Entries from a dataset
______

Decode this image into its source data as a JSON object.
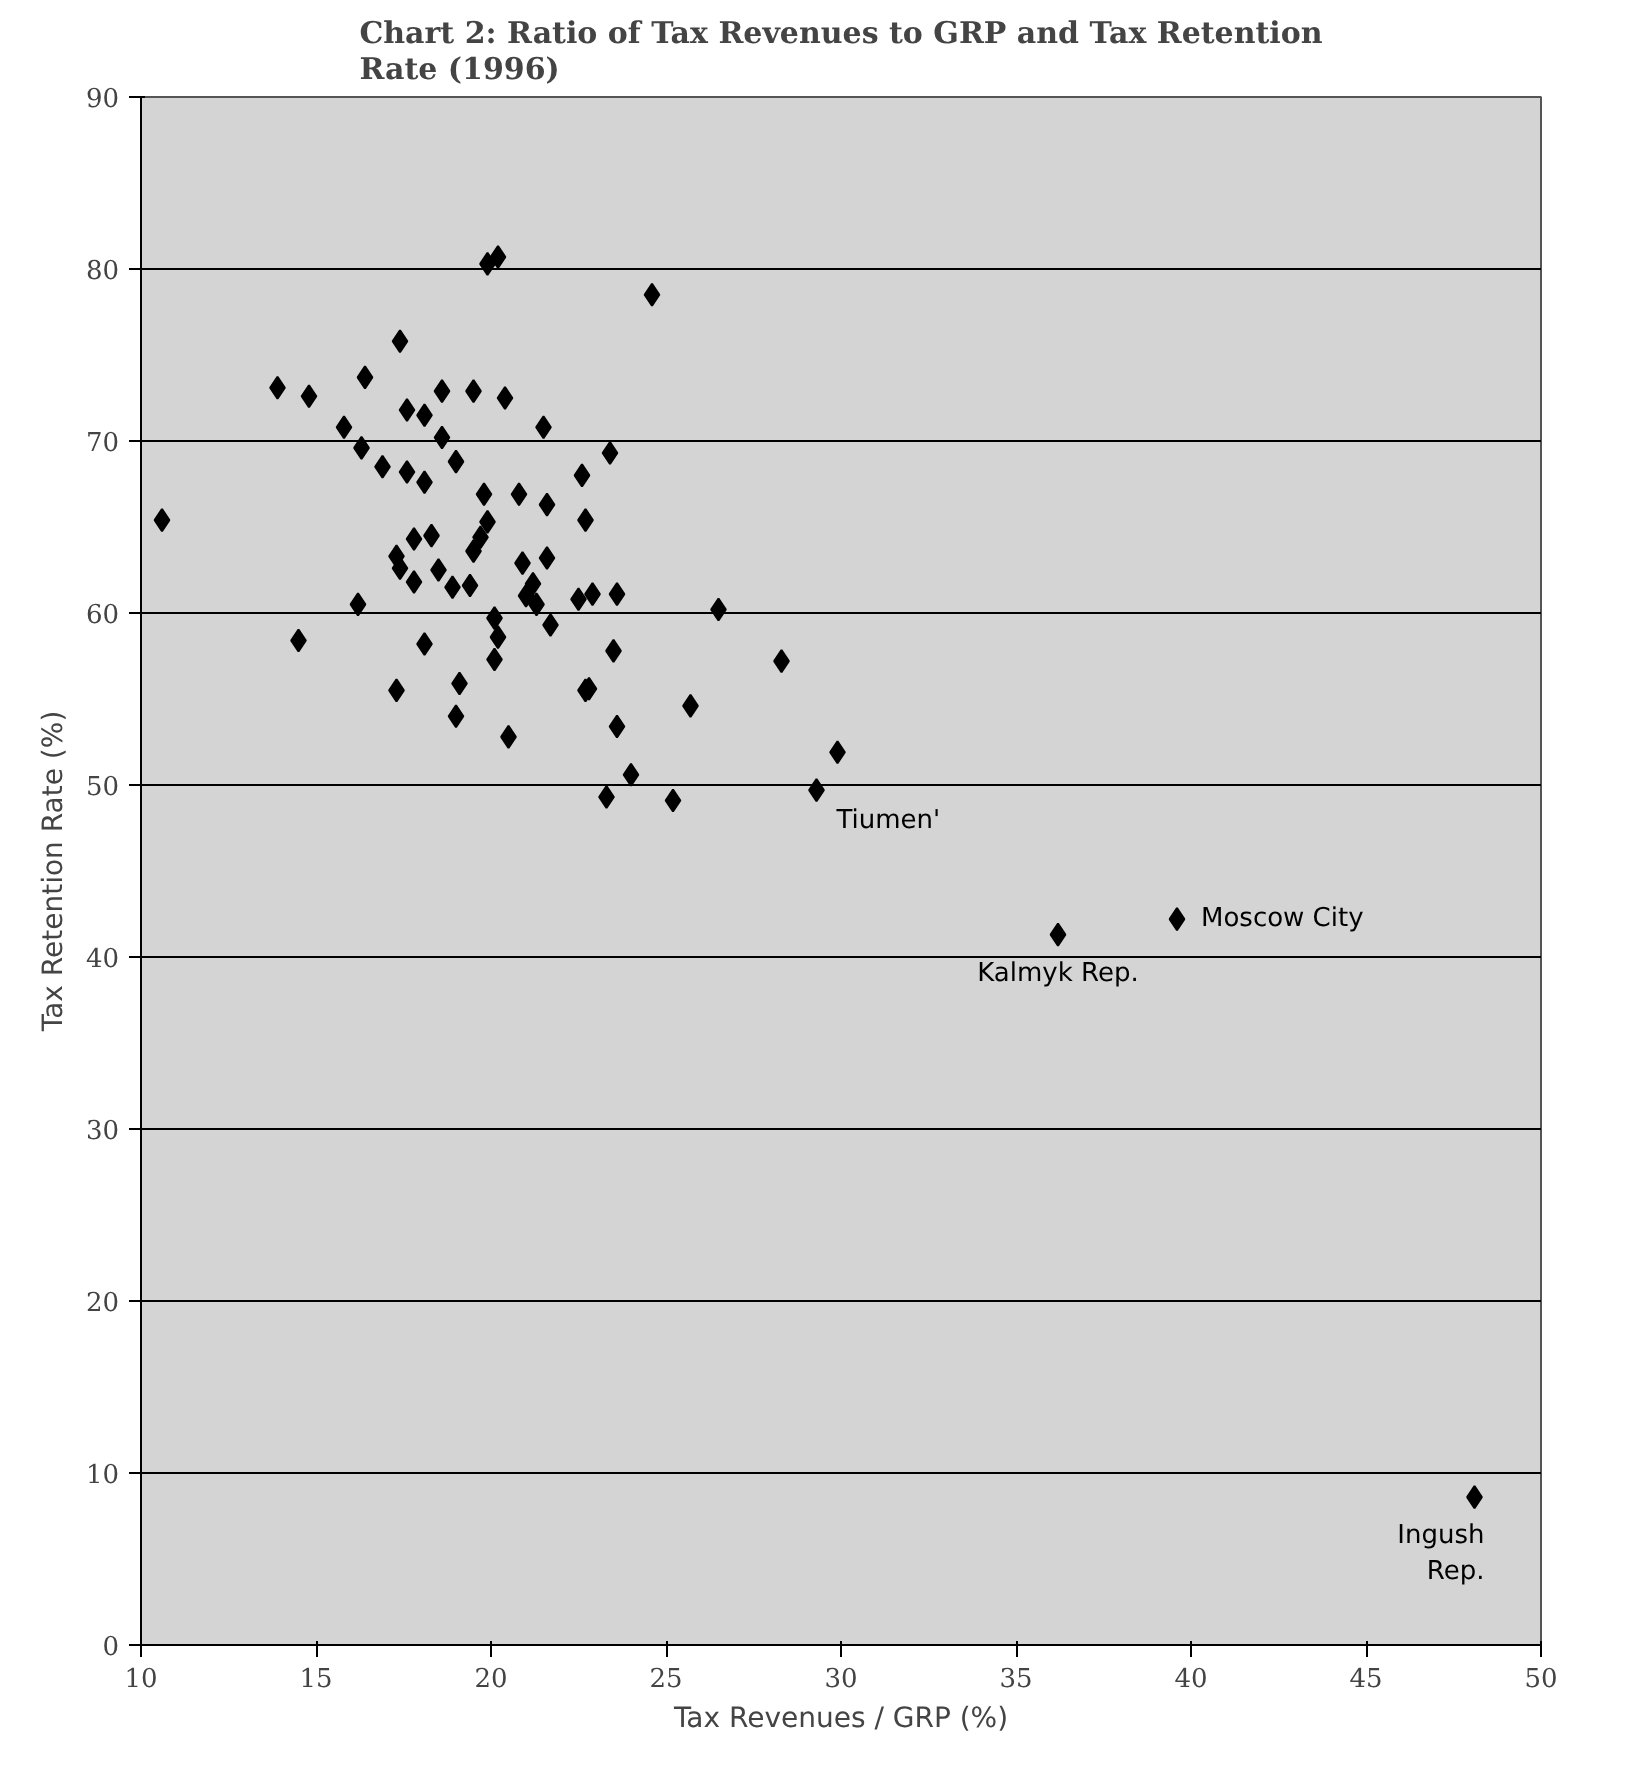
{
  "chart_data": {
    "type": "scatter",
    "title": "Chart 2: Ratio of Tax Revenues to GRP and Tax Retention\nRate (1996)",
    "xlabel": "Tax Revenues / GRP (%)",
    "ylabel": "Tax Retention Rate (%)",
    "xlim": [
      10,
      50
    ],
    "xticks": [
      10,
      15,
      20,
      25,
      30,
      35,
      40,
      45,
      50
    ],
    "ylim": [
      0,
      90
    ],
    "yticks": [
      0,
      10,
      20,
      30,
      40,
      50,
      60,
      70,
      80,
      90
    ],
    "grid": "y",
    "marker": "diamond",
    "series": [
      {
        "color": "#000000",
        "x": [
          10.6,
          19.9,
          20.2,
          17.4,
          13.9,
          14.8,
          16.4,
          15.8,
          16.3,
          16.9,
          17.6,
          18.1,
          18.6,
          19.5,
          20.4,
          18.6,
          19.0,
          17.6,
          18.1,
          21.5,
          19.8,
          20.8,
          21.6,
          19.9,
          19.7,
          17.8,
          18.3,
          19.5,
          17.3,
          17.4,
          17.8,
          18.5,
          18.9,
          19.4,
          20.9,
          21.2,
          21.6,
          16.2,
          14.5,
          18.1,
          17.3,
          19.1,
          19.0,
          20.5,
          20.1,
          20.2,
          20.1,
          21.0,
          21.3,
          21.7,
          22.7,
          24.6,
          23.4,
          22.6,
          22.7,
          22.5,
          22.9,
          23.6,
          26.5,
          23.5,
          28.3,
          22.8,
          25.7,
          23.6,
          24.0,
          23.3,
          25.2,
          29.3,
          29.9,
          36.2,
          39.6,
          48.1
        ],
        "values": [
          65.4,
          80.3,
          80.7,
          75.8,
          73.1,
          72.6,
          73.7,
          70.8,
          69.6,
          68.5,
          71.8,
          71.5,
          72.9,
          72.9,
          72.5,
          70.2,
          68.8,
          68.2,
          67.6,
          70.8,
          66.9,
          66.9,
          66.3,
          65.3,
          64.4,
          64.3,
          64.5,
          63.6,
          63.3,
          62.6,
          61.8,
          62.5,
          61.5,
          61.6,
          62.9,
          61.7,
          63.2,
          60.5,
          58.4,
          58.2,
          55.5,
          55.9,
          54.0,
          52.8,
          59.7,
          58.6,
          57.3,
          61.0,
          60.5,
          59.3,
          55.5,
          78.5,
          69.3,
          68.0,
          65.4,
          60.8,
          61.1,
          61.1,
          60.2,
          57.8,
          57.2,
          55.6,
          54.6,
          53.4,
          50.6,
          49.3,
          49.1,
          49.7,
          51.9,
          41.3,
          42.2,
          8.6
        ]
      }
    ],
    "annotations": [
      {
        "text": "Tiumen'",
        "x": 29.3,
        "y": 49.7
      },
      {
        "text": "Kalmyk Rep.",
        "x": 36.2,
        "y": 41.3
      },
      {
        "text": "Moscow City",
        "x": 39.6,
        "y": 42.2
      },
      {
        "text": "Ingush\nRep.",
        "x": 48.1,
        "y": 8.6
      }
    ]
  }
}
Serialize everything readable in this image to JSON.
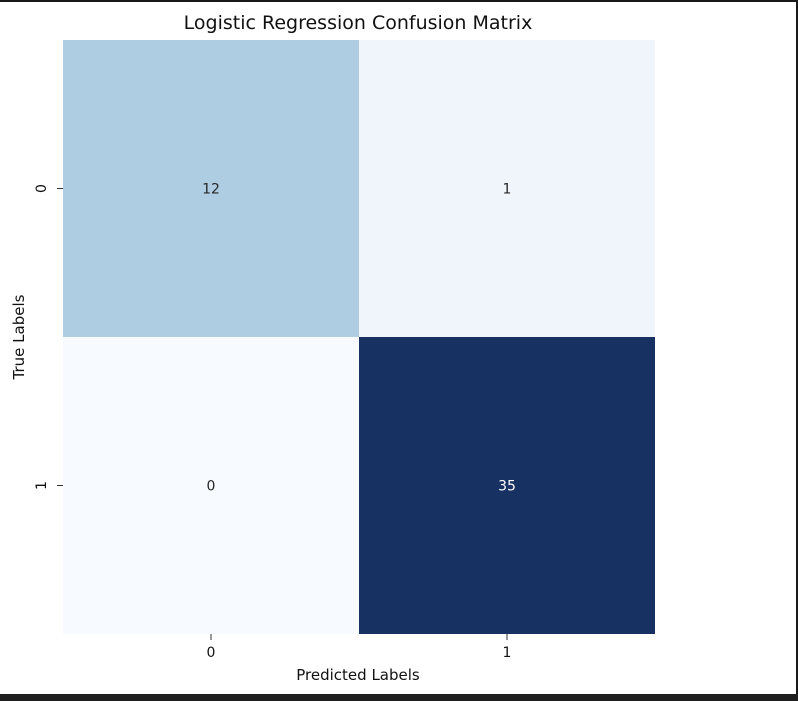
{
  "chart_data": {
    "type": "heatmap",
    "title": "Logistic Regression Confusion Matrix",
    "xlabel": "Predicted Labels",
    "ylabel": "True Labels",
    "x_categories": [
      "0",
      "1"
    ],
    "y_categories": [
      "0",
      "1"
    ],
    "values": [
      [
        12,
        1
      ],
      [
        0,
        35
      ]
    ],
    "colormap": "Blues",
    "value_range": [
      0,
      35
    ],
    "colorbar": false,
    "cell_colors": [
      [
        "#afcde2",
        "#f0f5fb"
      ],
      [
        "#f7fbff",
        "#173163"
      ]
    ],
    "annotation_colors": [
      [
        "#262626",
        "#262626"
      ],
      [
        "#262626",
        "#ffffff"
      ]
    ]
  }
}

______

Pull out every line of the records that includes the string "this".

### EXERCISE ANSWER
Decode this image into its source data as a JSON object.
Serialize everything readable in this image to JSON.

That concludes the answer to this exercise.